DIRECTIVE ▸
Here are some records. Copy each one exactly.

DATASET RECORDS ▸
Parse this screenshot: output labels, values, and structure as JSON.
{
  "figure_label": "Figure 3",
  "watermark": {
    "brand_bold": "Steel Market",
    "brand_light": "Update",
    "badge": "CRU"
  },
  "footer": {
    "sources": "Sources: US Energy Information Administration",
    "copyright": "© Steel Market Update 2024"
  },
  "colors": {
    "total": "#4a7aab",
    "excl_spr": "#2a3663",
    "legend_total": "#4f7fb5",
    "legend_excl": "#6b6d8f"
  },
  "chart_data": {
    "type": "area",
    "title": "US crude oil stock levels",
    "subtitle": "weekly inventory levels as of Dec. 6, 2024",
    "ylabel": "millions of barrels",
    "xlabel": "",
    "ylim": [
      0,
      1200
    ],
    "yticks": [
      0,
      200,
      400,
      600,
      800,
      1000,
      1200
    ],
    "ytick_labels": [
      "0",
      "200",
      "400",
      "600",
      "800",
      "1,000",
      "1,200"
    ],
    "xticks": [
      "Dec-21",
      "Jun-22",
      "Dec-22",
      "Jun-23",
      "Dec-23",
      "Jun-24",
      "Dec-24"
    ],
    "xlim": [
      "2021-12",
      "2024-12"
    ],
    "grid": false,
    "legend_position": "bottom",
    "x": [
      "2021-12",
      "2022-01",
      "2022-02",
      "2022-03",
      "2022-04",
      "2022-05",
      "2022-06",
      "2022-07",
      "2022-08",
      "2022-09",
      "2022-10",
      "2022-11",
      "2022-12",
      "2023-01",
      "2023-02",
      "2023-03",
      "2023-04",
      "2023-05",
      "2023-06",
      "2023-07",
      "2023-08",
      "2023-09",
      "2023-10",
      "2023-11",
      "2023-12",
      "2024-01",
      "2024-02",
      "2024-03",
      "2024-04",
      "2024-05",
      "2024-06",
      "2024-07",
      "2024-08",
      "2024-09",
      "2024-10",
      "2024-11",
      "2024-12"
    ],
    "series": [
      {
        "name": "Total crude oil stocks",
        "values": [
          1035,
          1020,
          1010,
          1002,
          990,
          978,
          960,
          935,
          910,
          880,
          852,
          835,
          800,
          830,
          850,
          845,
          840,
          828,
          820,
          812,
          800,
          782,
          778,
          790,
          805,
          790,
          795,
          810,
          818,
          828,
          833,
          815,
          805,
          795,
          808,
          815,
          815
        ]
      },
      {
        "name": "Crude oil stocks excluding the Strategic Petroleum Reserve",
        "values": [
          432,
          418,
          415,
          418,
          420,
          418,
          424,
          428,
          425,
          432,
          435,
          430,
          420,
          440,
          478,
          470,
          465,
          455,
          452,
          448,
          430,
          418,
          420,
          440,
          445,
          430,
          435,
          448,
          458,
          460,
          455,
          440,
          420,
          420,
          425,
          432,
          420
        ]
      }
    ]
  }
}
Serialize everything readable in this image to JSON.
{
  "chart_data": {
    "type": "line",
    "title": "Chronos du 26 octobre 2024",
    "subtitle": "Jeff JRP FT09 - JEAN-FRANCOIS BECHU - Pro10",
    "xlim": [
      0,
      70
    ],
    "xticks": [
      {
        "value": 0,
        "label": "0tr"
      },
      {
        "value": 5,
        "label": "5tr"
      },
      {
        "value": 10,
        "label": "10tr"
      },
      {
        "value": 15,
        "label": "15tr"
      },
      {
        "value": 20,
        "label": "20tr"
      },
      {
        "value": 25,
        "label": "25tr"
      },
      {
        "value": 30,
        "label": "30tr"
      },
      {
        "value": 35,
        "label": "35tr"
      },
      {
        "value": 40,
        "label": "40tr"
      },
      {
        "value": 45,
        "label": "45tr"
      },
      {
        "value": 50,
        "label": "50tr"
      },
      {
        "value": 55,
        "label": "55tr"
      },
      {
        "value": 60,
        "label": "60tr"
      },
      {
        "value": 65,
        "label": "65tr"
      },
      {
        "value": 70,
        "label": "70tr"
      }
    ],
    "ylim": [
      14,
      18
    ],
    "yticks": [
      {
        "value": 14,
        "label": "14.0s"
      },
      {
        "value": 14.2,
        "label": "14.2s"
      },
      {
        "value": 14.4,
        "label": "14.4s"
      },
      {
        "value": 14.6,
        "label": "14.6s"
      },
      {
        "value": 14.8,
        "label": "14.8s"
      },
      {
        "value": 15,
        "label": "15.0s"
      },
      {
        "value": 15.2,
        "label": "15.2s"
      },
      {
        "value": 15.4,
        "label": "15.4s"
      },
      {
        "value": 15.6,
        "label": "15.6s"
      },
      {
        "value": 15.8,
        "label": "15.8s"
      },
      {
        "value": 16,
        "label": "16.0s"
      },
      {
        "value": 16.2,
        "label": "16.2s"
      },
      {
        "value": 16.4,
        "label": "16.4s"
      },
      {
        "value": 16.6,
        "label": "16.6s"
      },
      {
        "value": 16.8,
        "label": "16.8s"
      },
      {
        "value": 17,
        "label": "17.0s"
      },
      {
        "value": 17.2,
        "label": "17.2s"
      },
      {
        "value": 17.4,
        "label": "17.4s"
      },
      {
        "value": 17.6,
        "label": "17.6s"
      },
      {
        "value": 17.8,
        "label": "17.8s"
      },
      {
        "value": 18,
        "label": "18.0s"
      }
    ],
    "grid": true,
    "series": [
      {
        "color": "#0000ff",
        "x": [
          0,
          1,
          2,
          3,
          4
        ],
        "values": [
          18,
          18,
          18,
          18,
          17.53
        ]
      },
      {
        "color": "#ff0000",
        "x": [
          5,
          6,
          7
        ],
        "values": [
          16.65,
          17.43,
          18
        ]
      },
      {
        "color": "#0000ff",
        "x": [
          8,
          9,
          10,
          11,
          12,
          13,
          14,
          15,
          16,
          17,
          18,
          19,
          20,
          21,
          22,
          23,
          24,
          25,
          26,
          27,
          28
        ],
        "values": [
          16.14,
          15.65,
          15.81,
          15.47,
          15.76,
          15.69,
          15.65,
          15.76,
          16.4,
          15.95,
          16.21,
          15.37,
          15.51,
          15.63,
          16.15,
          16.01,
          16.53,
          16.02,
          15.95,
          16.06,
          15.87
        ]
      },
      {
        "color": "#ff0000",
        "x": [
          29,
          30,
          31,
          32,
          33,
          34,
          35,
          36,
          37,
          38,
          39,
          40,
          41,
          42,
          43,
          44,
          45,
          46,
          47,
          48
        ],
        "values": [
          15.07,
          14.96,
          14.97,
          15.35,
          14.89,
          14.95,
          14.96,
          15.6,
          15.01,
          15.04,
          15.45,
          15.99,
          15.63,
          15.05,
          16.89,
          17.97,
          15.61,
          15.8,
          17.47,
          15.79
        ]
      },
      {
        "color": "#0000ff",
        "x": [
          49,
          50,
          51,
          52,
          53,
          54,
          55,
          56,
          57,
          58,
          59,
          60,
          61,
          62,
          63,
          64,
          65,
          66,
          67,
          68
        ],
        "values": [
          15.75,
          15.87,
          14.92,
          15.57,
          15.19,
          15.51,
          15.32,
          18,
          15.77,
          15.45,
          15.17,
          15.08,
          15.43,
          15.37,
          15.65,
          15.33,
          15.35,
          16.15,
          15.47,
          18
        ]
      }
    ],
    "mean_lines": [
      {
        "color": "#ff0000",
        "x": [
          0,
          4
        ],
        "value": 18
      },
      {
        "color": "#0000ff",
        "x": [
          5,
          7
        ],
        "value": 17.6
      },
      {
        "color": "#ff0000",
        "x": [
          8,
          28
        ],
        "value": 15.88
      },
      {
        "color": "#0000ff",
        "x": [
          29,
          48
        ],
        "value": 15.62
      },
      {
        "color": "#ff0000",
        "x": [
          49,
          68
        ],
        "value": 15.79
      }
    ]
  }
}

WRITTEN RESPONSE ▸
Parse this screenshot: output labels, values, and structure as JSON.
{
  "figure_label": "Figure 3",
  "watermark": {
    "brand_bold": "Steel Market",
    "brand_light": "Update",
    "badge": "CRU"
  },
  "footer": {
    "sources": "Sources: US Energy Information Administration",
    "copyright": "© Steel Market Update 2024"
  },
  "colors": {
    "total": "#4a7aab",
    "excl_spr": "#2a3663",
    "legend_total": "#4f7fb5",
    "legend_excl": "#6b6d8f"
  },
  "chart_data": {
    "type": "area",
    "title": "US crude oil stock levels",
    "subtitle": "weekly inventory levels as of Dec. 6, 2024",
    "ylabel": "millions of barrels",
    "xlabel": "",
    "ylim": [
      0,
      1200
    ],
    "yticks": [
      0,
      200,
      400,
      600,
      800,
      1000,
      1200
    ],
    "ytick_labels": [
      "0",
      "200",
      "400",
      "600",
      "800",
      "1,000",
      "1,200"
    ],
    "xticks": [
      "Dec-21",
      "Jun-22",
      "Dec-22",
      "Jun-23",
      "Dec-23",
      "Jun-24",
      "Dec-24"
    ],
    "xlim": [
      "2021-12",
      "2024-12"
    ],
    "grid": false,
    "legend_position": "bottom",
    "x": [
      "2021-12",
      "2022-01",
      "2022-02",
      "2022-03",
      "2022-04",
      "2022-05",
      "2022-06",
      "2022-07",
      "2022-08",
      "2022-09",
      "2022-10",
      "2022-11",
      "2022-12",
      "2023-01",
      "2023-02",
      "2023-03",
      "2023-04",
      "2023-05",
      "2023-06",
      "2023-07",
      "2023-08",
      "2023-09",
      "2023-10",
      "2023-11",
      "2023-12",
      "2024-01",
      "2024-02",
      "2024-03",
      "2024-04",
      "2024-05",
      "2024-06",
      "2024-07",
      "2024-08",
      "2024-09",
      "2024-10",
      "2024-11",
      "2024-12"
    ],
    "series": [
      {
        "name": "Total crude oil stocks",
        "values": [
          1035,
          1020,
          1010,
          1002,
          990,
          978,
          960,
          935,
          910,
          880,
          852,
          835,
          800,
          830,
          850,
          845,
          840,
          828,
          820,
          812,
          800,
          782,
          778,
          790,
          805,
          790,
          795,
          810,
          818,
          828,
          833,
          815,
          805,
          795,
          808,
          815,
          815
        ]
      },
      {
        "name": "Crude oil stocks excluding the Strategic Petroleum Reserve",
        "values": [
          432,
          418,
          415,
          418,
          420,
          418,
          424,
          428,
          425,
          432,
          435,
          430,
          420,
          440,
          478,
          470,
          465,
          455,
          452,
          448,
          430,
          418,
          420,
          440,
          445,
          430,
          435,
          448,
          458,
          460,
          455,
          440,
          420,
          420,
          425,
          432,
          420
        ]
      }
    ]
  }
}
Serialize everything readable in this image to JSON.
{
  "chart_data": {
    "type": "line",
    "title": "Chronos du 26 octobre 2024",
    "subtitle": "Jeff JRP FT09 - JEAN-FRANCOIS BECHU - Pro10",
    "xlim": [
      0,
      70
    ],
    "xticks": [
      {
        "value": 0,
        "label": "0tr"
      },
      {
        "value": 5,
        "label": "5tr"
      },
      {
        "value": 10,
        "label": "10tr"
      },
      {
        "value": 15,
        "label": "15tr"
      },
      {
        "value": 20,
        "label": "20tr"
      },
      {
        "value": 25,
        "label": "25tr"
      },
      {
        "value": 30,
        "label": "30tr"
      },
      {
        "value": 35,
        "label": "35tr"
      },
      {
        "value": 40,
        "label": "40tr"
      },
      {
        "value": 45,
        "label": "45tr"
      },
      {
        "value": 50,
        "label": "50tr"
      },
      {
        "value": 55,
        "label": "55tr"
      },
      {
        "value": 60,
        "label": "60tr"
      },
      {
        "value": 65,
        "label": "65tr"
      },
      {
        "value": 70,
        "label": "70tr"
      }
    ],
    "ylim": [
      14,
      18
    ],
    "yticks": [
      {
        "value": 14,
        "label": "14.0s"
      },
      {
        "value": 14.2,
        "label": "14.2s"
      },
      {
        "value": 14.4,
        "label": "14.4s"
      },
      {
        "value": 14.6,
        "label": "14.6s"
      },
      {
        "value": 14.8,
        "label": "14.8s"
      },
      {
        "value": 15,
        "label": "15.0s"
      },
      {
        "value": 15.2,
        "label": "15.2s"
      },
      {
        "value": 15.4,
        "label": "15.4s"
      },
      {
        "value": 15.6,
        "label": "15.6s"
      },
      {
        "value": 15.8,
        "label": "15.8s"
      },
      {
        "value": 16,
        "label": "16.0s"
      },
      {
        "value": 16.2,
        "label": "16.2s"
      },
      {
        "value": 16.4,
        "label": "16.4s"
      },
      {
        "value": 16.6,
        "label": "16.6s"
      },
      {
        "value": 16.8,
        "label": "16.8s"
      },
      {
        "value": 17,
        "label": "17.0s"
      },
      {
        "value": 17.2,
        "label": "17.2s"
      },
      {
        "value": 17.4,
        "label": "17.4s"
      },
      {
        "value": 17.6,
        "label": "17.6s"
      },
      {
        "value": 17.8,
        "label": "17.8s"
      },
      {
        "value": 18,
        "label": "18.0s"
      }
    ],
    "grid": true,
    "series": [
      {
        "color": "#0000ff",
        "x": [
          0,
          1,
          2,
          3,
          4
        ],
        "values": [
          18,
          18,
          18,
          18,
          17.53
        ]
      },
      {
        "color": "#ff0000",
        "x": [
          5,
          6,
          7
        ],
        "values": [
          16.65,
          17.43,
          18
        ]
      },
      {
        "color": "#0000ff",
        "x": [
          8,
          9,
          10,
          11,
          12,
          13,
          14,
          15,
          16,
          17,
          18,
          19,
          20,
          21,
          22,
          23,
          24,
          25,
          26,
          27,
          28
        ],
        "values": [
          16.14,
          15.65,
          15.81,
          15.47,
          15.76,
          15.69,
          15.65,
          15.76,
          16.4,
          15.95,
          16.21,
          15.37,
          15.51,
          15.63,
          16.15,
          16.01,
          16.53,
          16.02,
          15.95,
          16.06,
          15.87
        ]
      },
      {
        "color": "#ff0000",
        "x": [
          29,
          30,
          31,
          32,
          33,
          34,
          35,
          36,
          37,
          38,
          39,
          40,
          41,
          42,
          43,
          44,
          45,
          46,
          47,
          48
        ],
        "values": [
          15.07,
          14.96,
          14.97,
          15.35,
          14.89,
          14.95,
          14.96,
          15.6,
          15.01,
          15.04,
          15.45,
          15.99,
          15.63,
          15.05,
          16.89,
          17.97,
          15.61,
          15.8,
          17.47,
          15.79
        ]
      },
      {
        "color": "#0000ff",
        "x": [
          49,
          50,
          51,
          52,
          53,
          54,
          55,
          56,
          57,
          58,
          59,
          60,
          61,
          62,
          63,
          64,
          65,
          66,
          67,
          68
        ],
        "values": [
          15.75,
          15.87,
          14.92,
          15.57,
          15.19,
          15.51,
          15.32,
          18,
          15.77,
          15.45,
          15.17,
          15.08,
          15.43,
          15.37,
          15.65,
          15.33,
          15.35,
          16.15,
          15.47,
          18
        ]
      }
    ],
    "mean_lines": [
      {
        "color": "#ff0000",
        "x": [
          0,
          4
        ],
        "value": 18
      },
      {
        "color": "#0000ff",
        "x": [
          5,
          7
        ],
        "value": 17.6
      },
      {
        "color": "#ff0000",
        "x": [
          8,
          28
        ],
        "value": 15.88
      },
      {
        "color": "#0000ff",
        "x": [
          29,
          48
        ],
        "value": 15.62
      },
      {
        "color": "#ff0000",
        "x": [
          49,
          68
        ],
        "value": 15.79
      }
    ]
  }
}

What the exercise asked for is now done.